[Stored items]

________________________

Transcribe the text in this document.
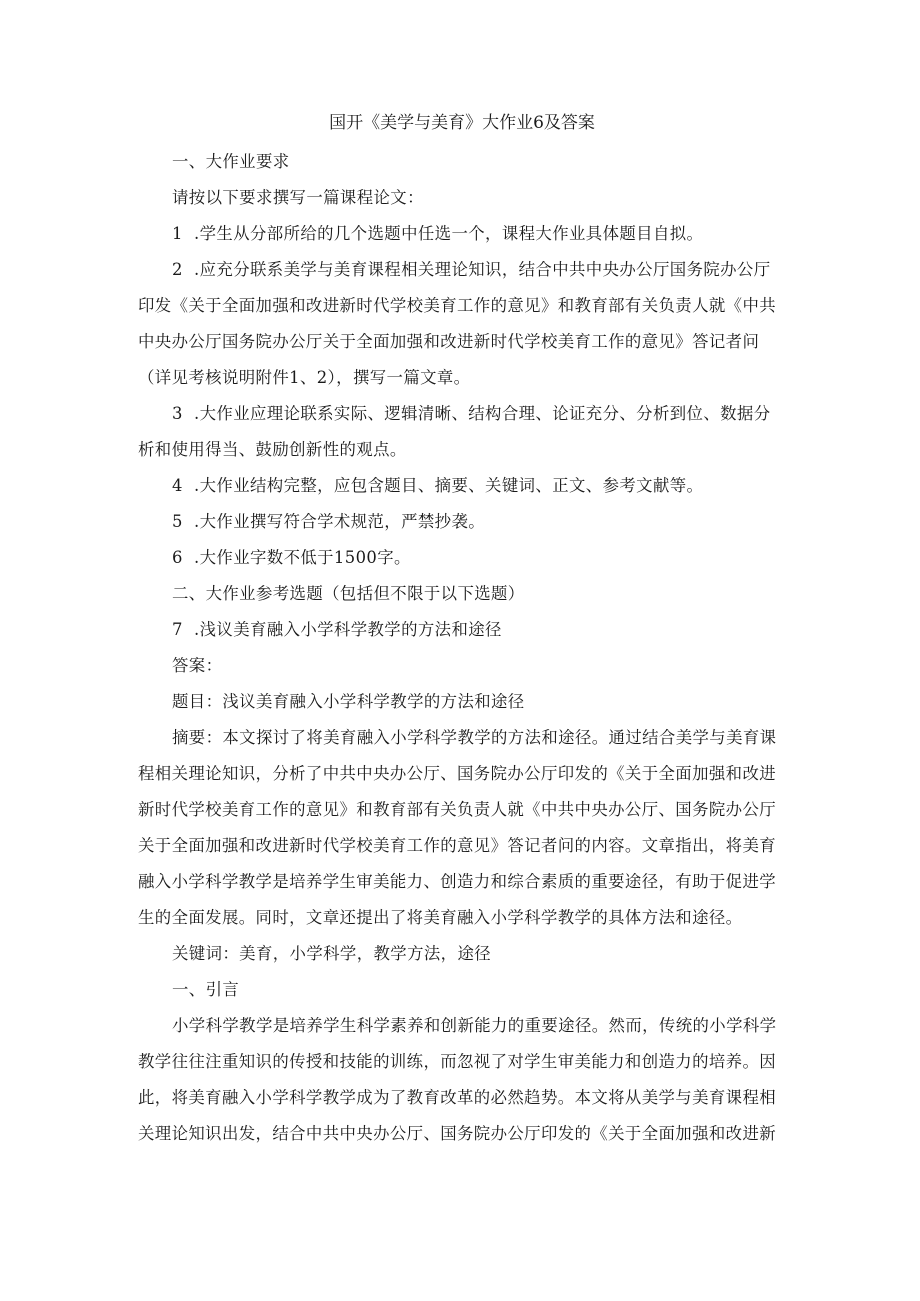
国开《美学与美育》大作业6及答案
一、大作业要求
请按以下要求撰写一篇课程论文：
1 .学生从分部所给的几个选题中任选一个，课程大作业具体题目自拟。
2 .应充分联系美学与美育课程相关理论知识，结合中共中央办公厅国务院办公厅
印发《关于全面加强和改进新时代学校美育工作的意见》和教育部有关负责人就《中共
中央办公厅国务院办公厅关于全面加强和改进新时代学校美育工作的意见》答记者问
（详见考核说明附件1、2），撰写一篇文章。
3 .大作业应理论联系实际、逻辑清晰、结构合理、论证充分、分析到位、数据分
析和使用得当、鼓励创新性的观点。
4 .大作业结构完整，应包含题目、摘要、关键词、正文、参考文献等。
5 .大作业撰写符合学术规范，严禁抄袭。
6 .大作业字数不低于1500字。
二、大作业参考选题（包括但不限于以下选题）
7 .浅议美育融入小学科学教学的方法和途径
答案：
题目：浅议美育融入小学科学教学的方法和途径
摘要：本文探讨了将美育融入小学科学教学的方法和途径。通过结合美学与美育课
程相关理论知识，分析了中共中央办公厅、国务院办公厅印发的《关于全面加强和改进
新时代学校美育工作的意见》和教育部有关负责人就《中共中央办公厅、国务院办公厅
关于全面加强和改进新时代学校美育工作的意见》答记者问的内容。文章指出，将美育
融入小学科学教学是培养学生审美能力、创造力和综合素质的重要途径，有助于促进学
生的全面发展。同时，文章还提出了将美育融入小学科学教学的具体方法和途径。
关键词：美育，小学科学，教学方法，途径
一、引言
小学科学教学是培养学生科学素养和创新能力的重要途径。然而，传统的小学科学
教学往往注重知识的传授和技能的训练，而忽视了对学生审美能力和创造力的培养。因
此，将美育融入小学科学教学成为了教育改革的必然趋势。本文将从美学与美育课程相
关理论知识出发，结合中共中央办公厅、国务院办公厅印发的《关于全面加强和改进新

________________________

Locate all lines in the listing above with the word "和教育部有关负责人就" and copy them.

印发《关于全面加强和改进新时代学校美育工作的意见》和教育部有关负责人就《中共
新时代学校美育工作的意见》和教育部有关负责人就《中共中央办公厅、国务院办公厅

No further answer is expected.